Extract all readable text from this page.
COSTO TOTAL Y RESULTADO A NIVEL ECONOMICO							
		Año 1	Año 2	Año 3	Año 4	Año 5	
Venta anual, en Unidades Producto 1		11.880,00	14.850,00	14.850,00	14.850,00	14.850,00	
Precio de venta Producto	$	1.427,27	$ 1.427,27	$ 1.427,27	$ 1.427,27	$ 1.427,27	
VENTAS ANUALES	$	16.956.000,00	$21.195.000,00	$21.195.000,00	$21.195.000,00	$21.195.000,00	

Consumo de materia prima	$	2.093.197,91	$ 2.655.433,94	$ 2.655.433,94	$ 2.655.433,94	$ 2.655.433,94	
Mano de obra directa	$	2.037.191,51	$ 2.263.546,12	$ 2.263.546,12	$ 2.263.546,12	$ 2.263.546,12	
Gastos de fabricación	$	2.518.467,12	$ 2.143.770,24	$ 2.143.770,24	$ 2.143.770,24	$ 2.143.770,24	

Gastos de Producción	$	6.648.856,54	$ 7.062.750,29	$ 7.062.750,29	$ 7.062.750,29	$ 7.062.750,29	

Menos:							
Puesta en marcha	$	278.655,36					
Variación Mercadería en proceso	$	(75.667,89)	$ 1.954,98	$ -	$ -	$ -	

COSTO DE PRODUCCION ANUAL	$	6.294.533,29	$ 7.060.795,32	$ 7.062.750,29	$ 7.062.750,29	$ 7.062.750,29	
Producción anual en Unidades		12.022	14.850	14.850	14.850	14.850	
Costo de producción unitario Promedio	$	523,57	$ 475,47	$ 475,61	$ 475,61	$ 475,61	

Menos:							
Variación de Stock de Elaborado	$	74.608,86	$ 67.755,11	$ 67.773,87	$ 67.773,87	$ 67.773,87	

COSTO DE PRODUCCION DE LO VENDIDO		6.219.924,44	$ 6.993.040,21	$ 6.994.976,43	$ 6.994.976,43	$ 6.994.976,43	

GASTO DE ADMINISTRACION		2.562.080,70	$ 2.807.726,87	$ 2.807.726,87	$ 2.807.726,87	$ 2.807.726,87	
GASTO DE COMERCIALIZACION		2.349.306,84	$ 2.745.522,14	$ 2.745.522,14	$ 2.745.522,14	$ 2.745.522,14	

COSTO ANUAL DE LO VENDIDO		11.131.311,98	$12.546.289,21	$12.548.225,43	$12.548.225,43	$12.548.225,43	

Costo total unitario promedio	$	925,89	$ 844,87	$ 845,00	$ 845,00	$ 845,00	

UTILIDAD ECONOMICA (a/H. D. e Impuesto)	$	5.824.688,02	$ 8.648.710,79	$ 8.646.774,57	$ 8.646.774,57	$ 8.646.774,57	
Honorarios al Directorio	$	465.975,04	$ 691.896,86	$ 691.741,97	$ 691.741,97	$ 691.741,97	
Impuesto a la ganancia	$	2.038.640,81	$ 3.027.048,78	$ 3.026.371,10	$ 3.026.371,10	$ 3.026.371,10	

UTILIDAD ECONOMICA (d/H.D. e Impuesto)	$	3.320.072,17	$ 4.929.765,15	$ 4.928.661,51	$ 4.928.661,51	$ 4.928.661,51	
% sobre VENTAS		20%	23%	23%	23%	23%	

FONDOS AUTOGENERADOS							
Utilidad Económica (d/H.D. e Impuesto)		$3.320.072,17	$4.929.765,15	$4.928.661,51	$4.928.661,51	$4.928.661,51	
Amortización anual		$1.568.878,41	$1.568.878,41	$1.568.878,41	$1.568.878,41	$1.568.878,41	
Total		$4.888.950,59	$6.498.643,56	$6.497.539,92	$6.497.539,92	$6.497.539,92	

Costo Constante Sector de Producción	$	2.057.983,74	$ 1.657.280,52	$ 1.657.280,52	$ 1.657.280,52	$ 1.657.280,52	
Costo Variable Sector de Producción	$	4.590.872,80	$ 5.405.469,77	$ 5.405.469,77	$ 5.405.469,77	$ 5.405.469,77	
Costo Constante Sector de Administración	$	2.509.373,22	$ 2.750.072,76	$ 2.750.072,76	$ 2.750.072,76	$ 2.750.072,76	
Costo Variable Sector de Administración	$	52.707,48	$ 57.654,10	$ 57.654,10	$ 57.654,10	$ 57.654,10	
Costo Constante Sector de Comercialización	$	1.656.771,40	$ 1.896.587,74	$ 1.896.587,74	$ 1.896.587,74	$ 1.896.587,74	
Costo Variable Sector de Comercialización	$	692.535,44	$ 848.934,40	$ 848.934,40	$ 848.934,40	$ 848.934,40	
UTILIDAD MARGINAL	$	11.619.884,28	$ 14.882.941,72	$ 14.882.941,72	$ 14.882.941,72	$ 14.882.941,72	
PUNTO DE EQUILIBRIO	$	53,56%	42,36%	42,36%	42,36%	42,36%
+-------+
Repeat the records above exactly, leaving none out.

◆ **FINAL ANSWER**
Extract all readable text from this page.
COSTO TOTAL Y RESULTADO A NIVEL ECONOMICO							
		Año 1	Año 2	Año 3	Año 4	Año 5	
Venta anual, en Unidades Producto 1		11.880,00	14.850,00	14.850,00	14.850,00	14.850,00	
Precio de venta Producto	$	1.427,27	$ 1.427,27	$ 1.427,27	$ 1.427,27	$ 1.427,27	
VENTAS ANUALES	$	16.956.000,00	$21.195.000,00	$21.195.000,00	$21.195.000,00	$21.195.000,00	

Consumo de materia prima	$	2.093.197,91	$ 2.655.433,94	$ 2.655.433,94	$ 2.655.433,94	$ 2.655.433,94	
Mano de obra directa	$	2.037.191,51	$ 2.263.546,12	$ 2.263.546,12	$ 2.263.546,12	$ 2.263.546,12	
Gastos de fabricación	$	2.518.467,12	$ 2.143.770,24	$ 2.143.770,24	$ 2.143.770,24	$ 2.143.770,24	

Gastos de Producción	$	6.648.856,54	$ 7.062.750,29	$ 7.062.750,29	$ 7.062.750,29	$ 7.062.750,29	

Menos:							
Puesta en marcha	$	278.655,36					
Variación Mercadería en proceso	$	(75.667,89)	$ 1.954,98	$ -	$ -	$ -	

COSTO DE PRODUCCION ANUAL	$	6.294.533,29	$ 7.060.795,32	$ 7.062.750,29	$ 7.062.750,29	$ 7.062.750,29	
Producción anual en Unidades		12.022	14.850	14.850	14.850	14.850	
Costo de producción unitario Promedio	$	523,57	$ 475,47	$ 475,61	$ 475,61	$ 475,61	

Menos:							
Variación de Stock de Elaborado	$	74.608,86	$ 67.755,11	$ 67.773,87	$ 67.773,87	$ 67.773,87	

COSTO DE PRODUCCION DE LO VENDIDO		6.219.924,44	$ 6.993.040,21	$ 6.994.976,43	$ 6.994.976,43	$ 6.994.976,43	

GASTO DE ADMINISTRACION		2.562.080,70	$ 2.807.726,87	$ 2.807.726,87	$ 2.807.726,87	$ 2.807.726,87	
GASTO DE COMERCIALIZACION		2.349.306,84	$ 2.745.522,14	$ 2.745.522,14	$ 2.745.522,14	$ 2.745.522,14	

COSTO ANUAL DE LO VENDIDO		11.131.311,98	$12.546.289,21	$12.548.225,43	$12.548.225,43	$12.548.225,43	

Costo total unitario promedio	$	925,89	$ 844,87	$ 845,00	$ 845,00	$ 845,00	

UTILIDAD ECONOMICA (a/H. D. e Impuesto)	$	5.824.688,02	$ 8.648.710,79	$ 8.646.774,57	$ 8.646.774,57	$ 8.646.774,57	
Honorarios al Directorio	$	465.975,04	$ 691.896,86	$ 691.741,97	$ 691.741,97	$ 691.741,97	
Impuesto a la ganancia	$	2.038.640,81	$ 3.027.048,78	$ 3.026.371,10	$ 3.026.371,10	$ 3.026.371,10	

UTILIDAD ECONOMICA (d/H.D. e Impuesto)	$	3.320.072,17	$ 4.929.765,15	$ 4.928.661,51	$ 4.928.661,51	$ 4.928.661,51	
% sobre VENTAS		20%	23%	23%	23%	23%	

FONDOS AUTOGENERADOS							
Utilidad Económica (d/H.D. e Impuesto)		$3.320.072,17	$4.929.765,15	$4.928.661,51	$4.928.661,51	$4.928.661,51	
Amortización anual		$1.568.878,41	$1.568.878,41	$1.568.878,41	$1.568.878,41	$1.568.878,41	
Total		$4.888.950,59	$6.498.643,56	$6.497.539,92	$6.497.539,92	$6.497.539,92	

Costo Constante Sector de Producción	$	2.057.983,74	$ 1.657.280,52	$ 1.657.280,52	$ 1.657.280,52	$ 1.657.280,52	
Costo Variable Sector de Producción	$	4.590.872,80	$ 5.405.469,77	$ 5.405.469,77	$ 5.405.469,77	$ 5.405.469,77	
Costo Constante Sector de Administración	$	2.509.373,22	$ 2.750.072,76	$ 2.750.072,76	$ 2.750.072,76	$ 2.750.072,76	
Costo Variable Sector de Administración	$	52.707,48	$ 57.654,10	$ 57.654,10	$ 57.654,10	$ 57.654,10	
Costo Constante Sector de Comercialización	$	1.656.771,40	$ 1.896.587,74	$ 1.896.587,74	$ 1.896.587,74	$ 1.896.587,74	
Costo Variable Sector de Comercialización	$	692.535,44	$ 848.934,40	$ 848.934,40	$ 848.934,40	$ 848.934,40	
UTILIDAD MARGINAL	$	11.619.884,28	$ 14.882.941,72	$ 14.882.941,72	$ 14.882.941,72	$ 14.882.941,72	
PUNTO DE EQUILIBRIO	$	53,56%	42,36%	42,36%	42,36%	42,36%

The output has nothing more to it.